EXERCISE BRIEF. Retype the records that come next, word for word.

INPUT DATA.
>>>>>

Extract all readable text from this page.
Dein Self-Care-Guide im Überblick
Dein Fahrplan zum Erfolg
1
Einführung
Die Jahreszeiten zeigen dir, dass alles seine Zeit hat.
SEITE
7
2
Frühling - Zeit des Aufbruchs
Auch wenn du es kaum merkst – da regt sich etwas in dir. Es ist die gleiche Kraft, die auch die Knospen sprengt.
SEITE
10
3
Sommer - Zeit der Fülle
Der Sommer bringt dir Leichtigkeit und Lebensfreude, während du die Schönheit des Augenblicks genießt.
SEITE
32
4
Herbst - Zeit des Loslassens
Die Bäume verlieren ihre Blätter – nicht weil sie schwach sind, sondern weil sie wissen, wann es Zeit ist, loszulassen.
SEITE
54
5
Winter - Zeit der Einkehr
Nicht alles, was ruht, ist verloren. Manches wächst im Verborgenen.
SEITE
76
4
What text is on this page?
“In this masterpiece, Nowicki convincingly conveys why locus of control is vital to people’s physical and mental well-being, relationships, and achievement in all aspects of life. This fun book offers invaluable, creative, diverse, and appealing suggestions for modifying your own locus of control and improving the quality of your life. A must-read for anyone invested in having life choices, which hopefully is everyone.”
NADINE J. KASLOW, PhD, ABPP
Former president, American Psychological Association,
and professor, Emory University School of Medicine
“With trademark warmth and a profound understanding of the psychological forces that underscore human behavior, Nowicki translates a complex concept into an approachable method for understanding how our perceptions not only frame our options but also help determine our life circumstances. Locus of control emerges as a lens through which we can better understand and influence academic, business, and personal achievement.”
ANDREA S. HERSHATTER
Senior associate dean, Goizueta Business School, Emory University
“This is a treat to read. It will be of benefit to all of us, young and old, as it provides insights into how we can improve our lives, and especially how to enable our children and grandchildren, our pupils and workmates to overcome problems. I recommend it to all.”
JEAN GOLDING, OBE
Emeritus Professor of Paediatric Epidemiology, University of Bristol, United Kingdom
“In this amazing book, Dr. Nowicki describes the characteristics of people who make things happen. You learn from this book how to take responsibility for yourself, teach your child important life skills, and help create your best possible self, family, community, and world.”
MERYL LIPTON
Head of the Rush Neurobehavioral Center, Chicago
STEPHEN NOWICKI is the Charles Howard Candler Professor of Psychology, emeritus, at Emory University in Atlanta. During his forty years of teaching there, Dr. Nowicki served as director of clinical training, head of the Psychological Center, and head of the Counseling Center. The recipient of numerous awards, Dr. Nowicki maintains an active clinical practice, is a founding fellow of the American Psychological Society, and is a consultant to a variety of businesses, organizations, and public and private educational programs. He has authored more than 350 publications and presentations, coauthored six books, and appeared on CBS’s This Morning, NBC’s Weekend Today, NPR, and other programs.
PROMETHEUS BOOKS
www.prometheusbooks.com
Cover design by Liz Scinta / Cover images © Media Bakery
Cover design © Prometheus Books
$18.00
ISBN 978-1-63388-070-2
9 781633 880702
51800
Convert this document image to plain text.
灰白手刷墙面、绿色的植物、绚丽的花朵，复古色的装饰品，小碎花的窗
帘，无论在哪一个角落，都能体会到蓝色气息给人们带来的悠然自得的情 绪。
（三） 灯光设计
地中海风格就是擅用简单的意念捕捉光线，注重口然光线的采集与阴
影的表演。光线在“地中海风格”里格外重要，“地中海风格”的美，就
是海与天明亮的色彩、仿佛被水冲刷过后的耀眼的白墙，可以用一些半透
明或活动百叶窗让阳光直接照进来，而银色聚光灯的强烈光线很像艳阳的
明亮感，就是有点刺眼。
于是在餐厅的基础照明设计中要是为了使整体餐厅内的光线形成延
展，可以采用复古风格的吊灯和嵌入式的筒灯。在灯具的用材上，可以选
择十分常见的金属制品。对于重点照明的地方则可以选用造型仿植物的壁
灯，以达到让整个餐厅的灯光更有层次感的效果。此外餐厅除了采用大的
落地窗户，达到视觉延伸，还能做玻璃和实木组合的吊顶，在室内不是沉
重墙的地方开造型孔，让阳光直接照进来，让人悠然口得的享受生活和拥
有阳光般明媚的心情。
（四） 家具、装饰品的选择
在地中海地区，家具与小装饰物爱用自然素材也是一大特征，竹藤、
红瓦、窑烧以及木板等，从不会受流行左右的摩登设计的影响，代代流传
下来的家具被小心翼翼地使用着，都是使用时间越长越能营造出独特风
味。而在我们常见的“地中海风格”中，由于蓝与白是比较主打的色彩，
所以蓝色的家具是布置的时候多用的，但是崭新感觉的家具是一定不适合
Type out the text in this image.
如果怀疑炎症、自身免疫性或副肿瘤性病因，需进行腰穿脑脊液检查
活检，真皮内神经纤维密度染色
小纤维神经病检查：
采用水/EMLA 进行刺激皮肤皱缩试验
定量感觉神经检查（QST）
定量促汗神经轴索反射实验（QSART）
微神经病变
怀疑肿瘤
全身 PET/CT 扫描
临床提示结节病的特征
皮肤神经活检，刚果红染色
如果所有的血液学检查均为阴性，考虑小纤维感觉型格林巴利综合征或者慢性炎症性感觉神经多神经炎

<<<<<

WRITTEN REPLY.
Extract all readable text from this page.
Dein Self-Care-Guide im Überblick
Dein Fahrplan zum Erfolg
1
Einführung
Die Jahreszeiten zeigen dir, dass alles seine Zeit hat.
SEITE
7
2
Frühling - Zeit des Aufbruchs
Auch wenn du es kaum merkst – da regt sich etwas in dir. Es ist die gleiche Kraft, die auch die Knospen sprengt.
SEITE
10
3
Sommer - Zeit der Fülle
Der Sommer bringt dir Leichtigkeit und Lebensfreude, während du die Schönheit des Augenblicks genießt.
SEITE
32
4
Herbst - Zeit des Loslassens
Die Bäume verlieren ihre Blätter – nicht weil sie schwach sind, sondern weil sie wissen, wann es Zeit ist, loszulassen.
SEITE
54
5
Winter - Zeit der Einkehr
Nicht alles, was ruht, ist verloren. Manches wächst im Verborgenen.
SEITE
76
4
What text is on this page?
“In this masterpiece, Nowicki convincingly conveys why locus of control is vital to people’s physical and mental well-being, relationships, and achievement in all aspects of life. This fun book offers invaluable, creative, diverse, and appealing suggestions for modifying your own locus of control and improving the quality of your life. A must-read for anyone invested in having life choices, which hopefully is everyone.”
NADINE J. KASLOW, PhD, ABPP
Former president, American Psychological Association,
and professor, Emory University School of Medicine
“With trademark warmth and a profound understanding of the psychological forces that underscore human behavior, Nowicki translates a complex concept into an approachable method for understanding how our perceptions not only frame our options but also help determine our life circumstances. Locus of control emerges as a lens through which we can better understand and influence academic, business, and personal achievement.”
ANDREA S. HERSHATTER
Senior associate dean, Goizueta Business School, Emory University
“This is a treat to read. It will be of benefit to all of us, young and old, as it provides insights into how we can improve our lives, and especially how to enable our children and grandchildren, our pupils and workmates to overcome problems. I recommend it to all.”
JEAN GOLDING, OBE
Emeritus Professor of Paediatric Epidemiology, University of Bristol, United Kingdom
“In this amazing book, Dr. Nowicki describes the characteristics of people who make things happen. You learn from this book how to take responsibility for yourself, teach your child important life skills, and help create your best possible self, family, community, and world.”
MERYL LIPTON
Head of the Rush Neurobehavioral Center, Chicago
STEPHEN NOWICKI is the Charles Howard Candler Professor of Psychology, emeritus, at Emory University in Atlanta. During his forty years of teaching there, Dr. Nowicki served as director of clinical training, head of the Psychological Center, and head of the Counseling Center. The recipient of numerous awards, Dr. Nowicki maintains an active clinical practice, is a founding fellow of the American Psychological Society, and is a consultant to a variety of businesses, organizations, and public and private educational programs. He has authored more than 350 publications and presentations, coauthored six books, and appeared on CBS’s This Morning, NBC’s Weekend Today, NPR, and other programs.
PROMETHEUS BOOKS
www.prometheusbooks.com
Cover design by Liz Scinta / Cover images © Media Bakery
Cover design © Prometheus Books
$18.00
ISBN 978-1-63388-070-2
9 781633 880702
51800
Convert this document image to plain text.
灰白手刷墙面、绿色的植物、绚丽的花朵，复古色的装饰品，小碎花的窗
帘，无论在哪一个角落，都能体会到蓝色气息给人们带来的悠然自得的情 绪。
（三） 灯光设计
地中海风格就是擅用简单的意念捕捉光线，注重口然光线的采集与阴
影的表演。光线在“地中海风格”里格外重要，“地中海风格”的美，就
是海与天明亮的色彩、仿佛被水冲刷过后的耀眼的白墙，可以用一些半透
明或活动百叶窗让阳光直接照进来，而银色聚光灯的强烈光线很像艳阳的
明亮感，就是有点刺眼。
于是在餐厅的基础照明设计中要是为了使整体餐厅内的光线形成延
展，可以采用复古风格的吊灯和嵌入式的筒灯。在灯具的用材上，可以选
择十分常见的金属制品。对于重点照明的地方则可以选用造型仿植物的壁
灯，以达到让整个餐厅的灯光更有层次感的效果。此外餐厅除了采用大的
落地窗户，达到视觉延伸，还能做玻璃和实木组合的吊顶，在室内不是沉
重墙的地方开造型孔，让阳光直接照进来，让人悠然口得的享受生活和拥
有阳光般明媚的心情。
（四） 家具、装饰品的选择
在地中海地区，家具与小装饰物爱用自然素材也是一大特征，竹藤、
红瓦、窑烧以及木板等，从不会受流行左右的摩登设计的影响，代代流传
下来的家具被小心翼翼地使用着，都是使用时间越长越能营造出独特风
味。而在我们常见的“地中海风格”中，由于蓝与白是比较主打的色彩，
所以蓝色的家具是布置的时候多用的，但是崭新感觉的家具是一定不适合
Type out the text in this image.
如果怀疑炎症、自身免疫性或副肿瘤性病因，需进行腰穿脑脊液检查
活检，真皮内神经纤维密度染色
小纤维神经病检查：
采用水/EMLA 进行刺激皮肤皱缩试验
定量感觉神经检查（QST）
定量促汗神经轴索反射实验（QSART）
微神经病变
怀疑肿瘤
全身 PET/CT 扫描
临床提示结节病的特征
皮肤神经活检，刚果红染色
如果所有的血液学检查均为阴性，考虑小纤维感觉型格林巴利综合征或者慢性炎症性感觉神经多神经炎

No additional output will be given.